(Stored records)

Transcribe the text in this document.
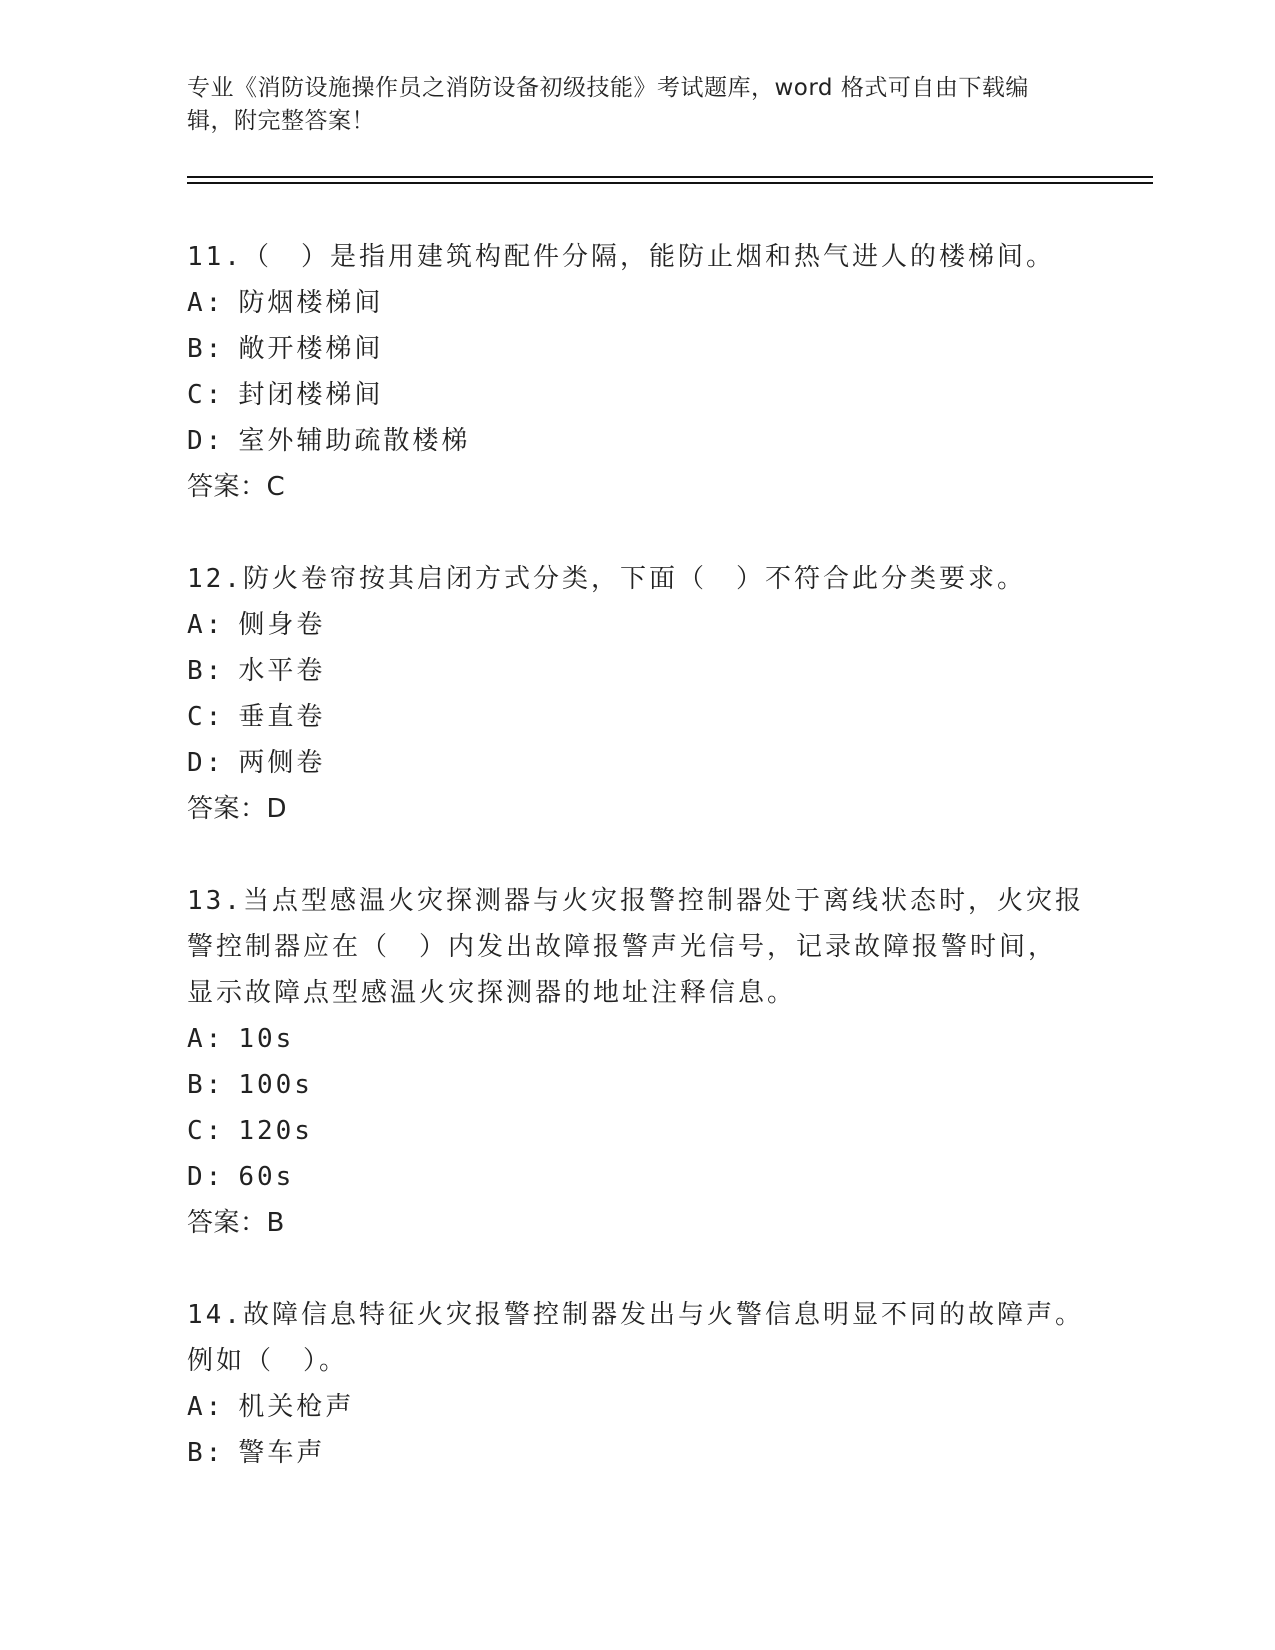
专业《消防设施操作员之消防设备初级技能》考试题库，word 格式可自由下载编
辑，附完整答案！
11.（　）是指用建筑构配件分隔，能防止烟和热气进人的楼梯间。
A: 防烟楼梯间
B: 敞开楼梯间
C: 封闭楼梯间
D: 室外辅助疏散楼梯
答案：C
12.防火卷帘按其启闭方式分类，下面（　）不符合此分类要求。
A: 侧身卷
B: 水平卷
C: 垂直卷
D: 两侧卷
答案：D
13.当点型感温火灾探测器与火灾报警控制器处于离线状态时，火灾报
警控制器应在（　）内发出故障报警声光信号，记录故障报警时间，
显示故障点型感温火灾探测器的地址注释信息。
A: 10s
B: 100s
C: 120s
D: 60s
答案：B
14.故障信息特征火灾报警控制器发出与火警信息明显不同的故障声。
例如（　）。
A: 机关枪声
B: 警车声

*Your goal*.
Pictures in the records must not appear in the copy; transcribe everything else precisely.

*Correct output*.
Transcribe the text in this document.
专业《消防设施操作员之消防设备初级技能》考试题库，word 格式可自由下载编
辑，附完整答案！
11.（　）是指用建筑构配件分隔，能防止烟和热气进人的楼梯间。
A: 防烟楼梯间
B: 敞开楼梯间
C: 封闭楼梯间
D: 室外辅助疏散楼梯
答案：C
12.防火卷帘按其启闭方式分类，下面（　）不符合此分类要求。
A: 侧身卷
B: 水平卷
C: 垂直卷
D: 两侧卷
答案：D
13.当点型感温火灾探测器与火灾报警控制器处于离线状态时，火灾报
警控制器应在（　）内发出故障报警声光信号，记录故障报警时间，
显示故障点型感温火灾探测器的地址注释信息。
A: 10s
B: 100s
C: 120s
D: 60s
答案：B
14.故障信息特征火灾报警控制器发出与火警信息明显不同的故障声。
例如（　）。
A: 机关枪声
B: 警车声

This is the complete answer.